===== DOCUMENT EXTRACT

Since Ritalin was the only available medication approved in Japan to treat ADHD, basically people with ADHD were left without any medication to treat ADHD for 6 years, until in 2013 Concerta was approved for use in ADHD.

Now, ADHD patients have to also go through extra hops and bureaucratic bs just to get Concerta.

First, their doctor has to be registered in the ADHD register system (yes, there is such a thing), and they need to take some government approver e-seminars in order to get registered in the system, and be able to prescribe Concerta.

But it doesn't end there, patients also have to be registered in the system (in other words, there is actually a national database right now which have all of the data of ADHD patients around the country), and starting 2020 with a new system, patients with ADHD are given basically an ADHD ID card, that they have to bring to his doctor every single time they need to get their prescription of Concerta.

One of the main symptoms of ADHD is Inattention, which means, ADHD patients are actually pretty prompt to forget to bring this card with them, which means that since 2020, it has become pretty common that ADHD patients have to wait extra days to get their prescription.

Not only that, ADHD patients can only get 2 weeks worth of Concerta, and the doses they can get are actually pretty low compared to international standards.

Also, if for some reason the patients lose their pills (for example, once again, because of their inattention they throw the pills to the garbage), which isn't that uncommon, they cannot get prescribed the medication, until the 2 weeks they already were given.

This means, people with ADHD cannot get advance prescriptions for travel or things like that.

In other words, the current health system of Japan makes the life of ADHD patients worse than it should be just because of a dumb media scandal back in 2007.

2 ( +3 / -1 )

Patients who do not benefit from the meds are free to stop taking them, but if some patients benefit they can choose to continue. Nobody is forcing anyone to take these medicines.

That is incorrect.

In much of the west the government is forcing children because the so-called experts say it is better.

Refusing can get your children taken away by child services and then they are forced to be medicated

-2 ( +0 / -2 )

@Antiquesaving, no the government at least in the US is not forcing kids to take ADHD medications. Our little boy is ADHD and on the Autism Spectrum. Like other parents we have tried different prescription meds with varying degrees of success. The need that drives use of such meds is to allow he child to sit still in a classroom with other kids and learn. Absent the meds the child's behaviors interfere with the child's ability to learn and it disrupts the entire classroom, making it impossible for the other kids in the class to learn or for the teacher to conduct his or her lessons. It is not all a grand plot to control people and living with such a kid I grow tired of people making such claims.

Later in life it can affect one's ability to hold a job and be productive. We in the end gave up on meds because after trying three because they simply had no effect, but other parents we know have had good results with them. Talking to a local psychologist about ADHD, Autism and meds he mentioned the place I work, which is filled with scientists and engineers has a lot of very senior well regarded members who are on meds. Every individual is different. I know at least one other adult with ADHD who's life is going nowhere fast courtesy of being kicked out of school and only having a GED earned in a continuation school. Not controlling or treating ADHD can have life long consequences.

I will pick a nit with the author however inasmuch in our experience a form of behavior therapy called Applied Behavior Analysis seems to be highly beneficial. It teaches both the proper way to respond to situations and it teaches them how to recognize when they are becoming agitated and regulate it before they spin up like the Tasmanian Devil cartoon character. It has helped our little man hugely. That and teaching him something called "Zones of Regulation" has improved his behavior greatly.

==========

§ **EXERCISE 1**:
Answer these from the comment thread on ADHD medication:
(a) In what year was Concerta approved for ADHD in Japan?
(b) How many weeks' worth of Concerta can ADHD patients in Japan get at a time?
(c) What form of behavior therapy does the commenter with a young son describe as highly beneficial?
§ **EXERCISE 2**: Rewrite the comment thread on ADHD medication between "Also, if for" and "it is better.", inclusive, swapping "pills" for "tablets".
The entries have nothing to do with this work.

===== EXCERPTED RECORDS

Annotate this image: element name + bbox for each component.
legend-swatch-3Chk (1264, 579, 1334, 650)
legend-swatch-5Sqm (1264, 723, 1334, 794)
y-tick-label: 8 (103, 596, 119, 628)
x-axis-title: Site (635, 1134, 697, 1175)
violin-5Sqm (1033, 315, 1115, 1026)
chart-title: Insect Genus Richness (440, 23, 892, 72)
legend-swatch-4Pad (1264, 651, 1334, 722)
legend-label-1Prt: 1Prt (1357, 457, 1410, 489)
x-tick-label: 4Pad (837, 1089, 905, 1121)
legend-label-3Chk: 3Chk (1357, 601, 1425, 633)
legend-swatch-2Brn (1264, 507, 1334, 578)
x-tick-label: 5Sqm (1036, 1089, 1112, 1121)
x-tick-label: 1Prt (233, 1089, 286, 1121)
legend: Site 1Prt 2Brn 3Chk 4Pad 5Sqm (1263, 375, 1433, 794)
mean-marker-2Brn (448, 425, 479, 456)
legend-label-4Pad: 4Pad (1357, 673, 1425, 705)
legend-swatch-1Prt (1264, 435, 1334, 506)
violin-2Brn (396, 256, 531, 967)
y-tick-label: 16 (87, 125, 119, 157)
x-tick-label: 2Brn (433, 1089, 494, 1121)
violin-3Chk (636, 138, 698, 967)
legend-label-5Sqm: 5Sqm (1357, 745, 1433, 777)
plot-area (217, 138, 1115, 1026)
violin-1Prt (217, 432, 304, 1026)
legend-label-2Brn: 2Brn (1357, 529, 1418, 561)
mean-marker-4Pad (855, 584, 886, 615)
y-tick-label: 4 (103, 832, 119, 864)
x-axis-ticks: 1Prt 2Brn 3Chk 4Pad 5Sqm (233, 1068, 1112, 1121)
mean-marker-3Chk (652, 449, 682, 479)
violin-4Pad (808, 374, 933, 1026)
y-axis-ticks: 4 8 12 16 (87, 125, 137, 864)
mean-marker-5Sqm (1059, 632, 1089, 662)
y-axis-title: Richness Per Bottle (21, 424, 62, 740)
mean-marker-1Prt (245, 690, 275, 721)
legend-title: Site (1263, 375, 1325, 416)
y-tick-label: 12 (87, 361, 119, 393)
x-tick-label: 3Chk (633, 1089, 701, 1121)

==========

§ **WORKED SOLUTION 1**:
(a) 2013
(b) 2 weeks
(c) Applied Behavior Analysis

§ **WORKED SOLUTION 2**:
Also, if for some reason the patients lose their tablets (for example, once again, because of their inattention they throw the tablets to the garbage), which isn't that uncommon, they cannot get prescribed the medication, until the 2 weeks they already were given.

This means, people with ADHD cannot get advance prescriptions for travel or things like that.

In other words, the current health system of Japan makes the life of ADHD patients worse than it should be just because of a dumb media scandal back in 2007.

2 ( +3 / -1 )

Patients who do not benefit from the meds are free to stop taking them, but if some patients benefit they can choose to continue. Nobody is forcing anyone to take these medicines.

That is incorrect.

In much of the west the government is forcing children because the so-called experts say it is better.